[Stored records]
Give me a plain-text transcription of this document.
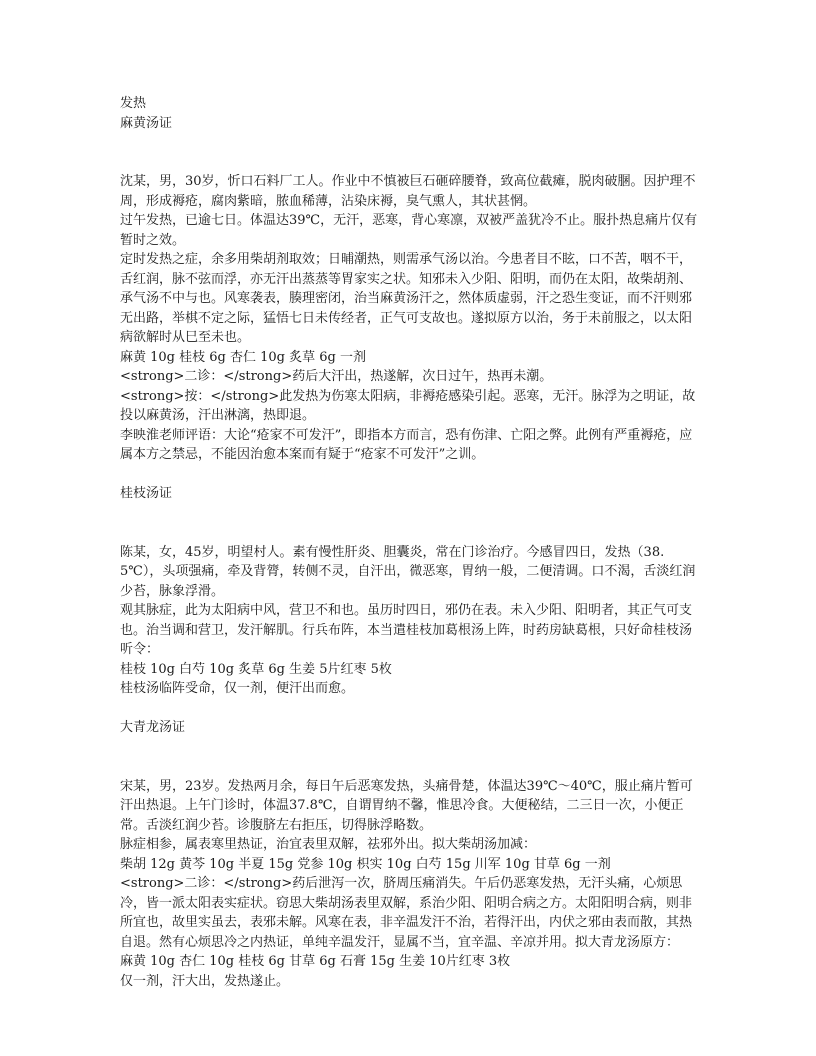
发热

麻黄汤证

沈某，男，30岁，忻口石料厂工人。作业中不慎被巨石砸碎腰脊，致高位截瘫，脱肉破䐃。因护理不周，形成褥疮，腐肉紫暗，脓血稀薄，沾染床褥，臭气熏人，其状甚惘。

过午发热，已逾七日。体温达39℃，无汗，恶寒，背心寒凛，双被严盖犹冷不止。服扑热息痛片仅有暂时之效。

定时发热之症，余多用柴胡剂取效；日晡潮热，则需承气汤以治。今患者目不眩，口不苦，咽不干，舌红润，脉不弦而浮，亦无汗出蒸蒸等胃家实之状。知邪未入少阳、阳明，而仍在太阳，故柴胡剂、承气汤不中与也。风寒袭表，腠理密闭，治当麻黄汤汗之，然体质虚弱，汗之恐生变证，而不汗则邪无出路，举棋不定之际，猛悟七日未传经者，正气可支故也。遂拟原方以治，务于未前服之，以太阳病欲解时从巳至未也。

麻黄 10g 桂枝 6g 杏仁 10g 炙草 6g 一剂

<strong>二诊：</strong>药后大汗出，热遂解，次日过午，热再未潮。

<strong>按：</strong>此发热为伤寒太阳病，非褥疮感染引起。恶寒，无汗。脉浮为之明证，故投以麻黄汤，汗出淋漓，热即退。

李映淮老师评语：大论“疮家不可发汗”，即指本方而言，恐有伤津、亡阳之弊。此例有严重褥疮，应属本方之禁忌，不能因治愈本案而有疑于“疮家不可发汗”之训。

桂枝汤证

陈某，女，45岁，明望村人。素有慢性肝炎、胆囊炎，常在门诊治疗。今感冒四日，发热（38.5℃），头项强痛，牵及背膂，转侧不灵，自汗出，微恶寒，胃纳一般，二便清调。口不渴，舌淡红润少苔，脉象浮滑。

观其脉症，此为太阳病中风，营卫不和也。虽历时四日，邪仍在表。未入少阳、阳明者，其正气可支也。治当调和营卫，发汗解肌。行兵布阵，本当遣桂枝加葛根汤上阵，时药房缺葛根，只好命桂枝汤听令：

桂枝 10g 白芍 10g 炙草 6g 生姜 5片红枣 5枚

桂枝汤临阵受命，仅一剂，便汗出而愈。

大青龙汤证

宋某，男，23岁。发热两月余，每日午后恶寒发热，头痛骨楚，体温达39℃～40℃，服止痛片暂可汗出热退。上午门诊时，体温37.8℃，自谓胃纳不馨，惟思冷食。大便秘结，二三日一次，小便正常。舌淡红润少苔。诊腹脐左右拒压，切得脉浮略数。

脉症相参，属表寒里热证，治宜表里双解，祛邪外出。拟大柴胡汤加减：

柴胡 12g 黄芩 10g 半夏 15g 党参 10g 枳实 10g 白芍 15g 川军 10g 甘草 6g 一剂

<strong>二诊：</strong>药后泄泻一次，脐周压痛消失。午后仍恶寒发热，无汗头痛，心烦思冷，皆一派太阳表实症状。窃思大柴胡汤表里双解，系治少阳、阳明合病之方。太阳阳明合病，则非所宜也，故里实虽去，表邪未解。风寒在表，非辛温发汗不治，若得汗出，内伏之邪由表而散，其热自退。然有心烦思冷之内热证，单纯辛温发汗，显属不当，宜辛温、辛凉并用。拟大青龙汤原方：

麻黄 10g 杏仁 10g 桂枝 6g 甘草 6g 石膏 15g 生姜 10片红枣 3枚

仅一剂，汗大出，发热遂止。
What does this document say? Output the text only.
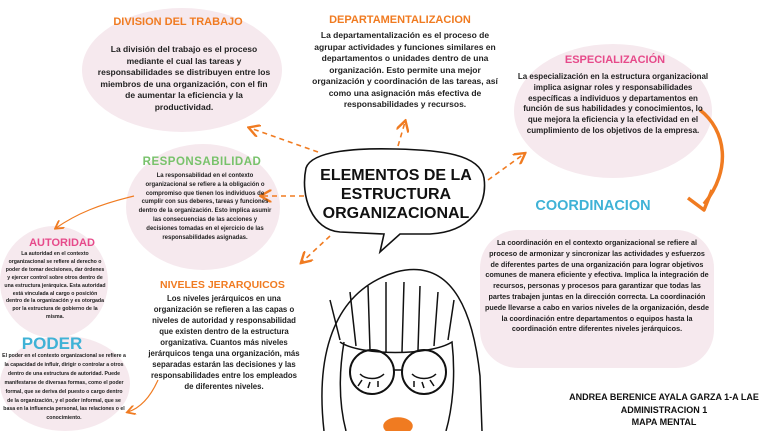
ELEMENTOS DE LA
ESTRUCTURA
ORGANIZACIONAL
DIVISION DEL TRABAJO
La división del trabajo es el proceso mediante el cual las tareas y responsabilidades se distribuyen entre los miembros de una organización, con el fin de aumentar la eficiencia y la productividad.
DEPARTAMENTALIZACION
La departamentalización es el proceso de agrupar actividades y funciones similares en departamentos o unidades dentro de una organización. Esto permite una mejor organización y coordinación de las tareas, así como una asignación más efectiva de responsabilidades y recursos.
ESPECIALIZACIÓN
La especialización en la estructura organizacional implica asignar roles y responsabilidades específicas a individuos y departamentos en función de sus habilidades y conocimientos, lo que mejora la eficiencia y la efectividad en el cumplimiento de los objetivos de la empresa.
RESPONSABILIDAD
La responsabilidad en el contexto organizacional se refiere a la obligación o compromiso que tienen los individuos de cumplir con sus deberes, tareas y funciones dentro de la organización. Esto implica asumir las consecuencias de las acciones y decisiones tomadas en el ejercicio de las responsabilidades asignadas.
AUTORIDAD
La autoridad en el contexto organizacional se refiere al derecho o poder de tomar decisiones, dar órdenes y ejercer control sobre otros dentro de una estructura jerárquica. Esta autoridad está vinculada al cargo o posición dentro de la organización y es otorgada por la estructura de gobierno de la misma.
PODER
El poder en el contexto organizacional se refiere a la capacidad de influir, dirigir o controlar a otros dentro de una estructura de autoridad. Puede manifestarse de diversas formas, como el poder formal, que se deriva del puesto o cargo dentro de la organización, y el poder informal, que se basa en la influencia personal, las relaciones o el conocimiento.
NIVELES JERARQUICOS
Los niveles jerárquicos en una organización se refieren a las capas o niveles de autoridad y responsabilidad que existen dentro de la estructura organizativa. Cuantos más niveles jerárquicos tenga una organización, más separadas estarán las decisiones y las responsabilidades entre los empleados de diferentes niveles.
COORDINACION
La coordinación en el contexto organizacional se refiere al proceso de armonizar y sincronizar las actividades y esfuerzos de diferentes partes de una organización para lograr objetivos comunes de manera eficiente y efectiva. Implica la integración de recursos, personas y procesos para garantizar que todas las partes trabajen juntas en la dirección correcta. La coordinación puede llevarse a cabo en varios niveles de la organización, desde la coordinación entre departamentos o equipos hasta la coordinación entre diferentes niveles jerárquicos.
ANDREA BERENICE AYALA GARZA 1-A LAE
ADMINISTRACION 1
MAPA MENTAL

▶ [YOUR GOAL]: Transcribe every entry above exactly. Omit all pictures.

▶ [RESPONSE FOR THIS EXERCISE]:
Give me a plain-text transcription of this document.
发热

麻黄汤证

沈某，男，30岁，忻口石料厂工人。作业中不慎被巨石砸碎腰脊，致高位截瘫，脱肉破䐃。因护理不周，形成褥疮，腐肉紫暗，脓血稀薄，沾染床褥，臭气熏人，其状甚惘。

过午发热，已逾七日。体温达39℃，无汗，恶寒，背心寒凛，双被严盖犹冷不止。服扑热息痛片仅有暂时之效。

定时发热之症，余多用柴胡剂取效；日晡潮热，则需承气汤以治。今患者目不眩，口不苦，咽不干，舌红润，脉不弦而浮，亦无汗出蒸蒸等胃家实之状。知邪未入少阳、阳明，而仍在太阳，故柴胡剂、承气汤不中与也。风寒袭表，腠理密闭，治当麻黄汤汗之，然体质虚弱，汗之恐生变证，而不汗则邪无出路，举棋不定之际，猛悟七日未传经者，正气可支故也。遂拟原方以治，务于未前服之，以太阳病欲解时从巳至未也。

麻黄 10g 桂枝 6g 杏仁 10g 炙草 6g 一剂

<strong>二诊：</strong>药后大汗出，热遂解，次日过午，热再未潮。

<strong>按：</strong>此发热为伤寒太阳病，非褥疮感染引起。恶寒，无汗。脉浮为之明证，故投以麻黄汤，汗出淋漓，热即退。

李映淮老师评语：大论“疮家不可发汗”，即指本方而言，恐有伤津、亡阳之弊。此例有严重褥疮，应属本方之禁忌，不能因治愈本案而有疑于“疮家不可发汗”之训。

桂枝汤证

陈某，女，45岁，明望村人。素有慢性肝炎、胆囊炎，常在门诊治疗。今感冒四日，发热（38.5℃），头项强痛，牵及背膂，转侧不灵，自汗出，微恶寒，胃纳一般，二便清调。口不渴，舌淡红润少苔，脉象浮滑。

观其脉症，此为太阳病中风，营卫不和也。虽历时四日，邪仍在表。未入少阳、阳明者，其正气可支也。治当调和营卫，发汗解肌。行兵布阵，本当遣桂枝加葛根汤上阵，时药房缺葛根，只好命桂枝汤听令：

桂枝 10g 白芍 10g 炙草 6g 生姜 5片红枣 5枚

桂枝汤临阵受命，仅一剂，便汗出而愈。

大青龙汤证

宋某，男，23岁。发热两月余，每日午后恶寒发热，头痛骨楚，体温达39℃～40℃，服止痛片暂可汗出热退。上午门诊时，体温37.8℃，自谓胃纳不馨，惟思冷食。大便秘结，二三日一次，小便正常。舌淡红润少苔。诊腹脐左右拒压，切得脉浮略数。

脉症相参，属表寒里热证，治宜表里双解，祛邪外出。拟大柴胡汤加减：

柴胡 12g 黄芩 10g 半夏 15g 党参 10g 枳实 10g 白芍 15g 川军 10g 甘草 6g 一剂

<strong>二诊：</strong>药后泄泻一次，脐周压痛消失。午后仍恶寒发热，无汗头痛，心烦思冷，皆一派太阳表实症状。窃思大柴胡汤表里双解，系治少阳、阳明合病之方。太阳阳明合病，则非所宜也，故里实虽去，表邪未解。风寒在表，非辛温发汗不治，若得汗出，内伏之邪由表而散，其热自退。然有心烦思冷之内热证，单纯辛温发汗，显属不当，宜辛温、辛凉并用。拟大青龙汤原方：

麻黄 10g 杏仁 10g 桂枝 6g 甘草 6g 石膏 15g 生姜 10片红枣 3枚

仅一剂，汗大出，发热遂止。
What does this document say? Output the text only.
ELEMENTOS DE LA
ESTRUCTURA
ORGANIZACIONAL
DIVISION DEL TRABAJO
La división del trabajo es el proceso mediante el cual las tareas y responsabilidades se distribuyen entre los miembros de una organización, con el fin de aumentar la eficiencia y la productividad.
DEPARTAMENTALIZACION
La departamentalización es el proceso de agrupar actividades y funciones similares en departamentos o unidades dentro de una organización. Esto permite una mejor organización y coordinación de las tareas, así como una asignación más efectiva de responsabilidades y recursos.
ESPECIALIZACIÓN
La especialización en la estructura organizacional implica asignar roles y responsabilidades específicas a individuos y departamentos en función de sus habilidades y conocimientos, lo que mejora la eficiencia y la efectividad en el cumplimiento de los objetivos de la empresa.
RESPONSABILIDAD
La responsabilidad en el contexto organizacional se refiere a la obligación o compromiso que tienen los individuos de cumplir con sus deberes, tareas y funciones dentro de la organización. Esto implica asumir las consecuencias de las acciones y decisiones tomadas en el ejercicio de las responsabilidades asignadas.
AUTORIDAD
La autoridad en el contexto organizacional se refiere al derecho o poder de tomar decisiones, dar órdenes y ejercer control sobre otros dentro de una estructura jerárquica. Esta autoridad está vinculada al cargo o posición dentro de la organización y es otorgada por la estructura de gobierno de la misma.
PODER
El poder en el contexto organizacional se refiere a la capacidad de influir, dirigir o controlar a otros dentro de una estructura de autoridad. Puede manifestarse de diversas formas, como el poder formal, que se deriva del puesto o cargo dentro de la organización, y el poder informal, que se basa en la influencia personal, las relaciones o el conocimiento.
NIVELES JERARQUICOS
Los niveles jerárquicos en una organización se refieren a las capas o niveles de autoridad y responsabilidad que existen dentro de la estructura organizativa. Cuantos más niveles jerárquicos tenga una organización, más separadas estarán las decisiones y las responsabilidades entre los empleados de diferentes niveles.
COORDINACION
La coordinación en el contexto organizacional se refiere al proceso de armonizar y sincronizar las actividades y esfuerzos de diferentes partes de una organización para lograr objetivos comunes de manera eficiente y efectiva. Implica la integración de recursos, personas y procesos para garantizar que todas las partes trabajen juntas en la dirección correcta. La coordinación puede llevarse a cabo en varios niveles de la organización, desde la coordinación entre departamentos o equipos hasta la coordinación entre diferentes niveles jerárquicos.
ANDREA BERENICE AYALA GARZA 1-A LAE
ADMINISTRACION 1
MAPA MENTAL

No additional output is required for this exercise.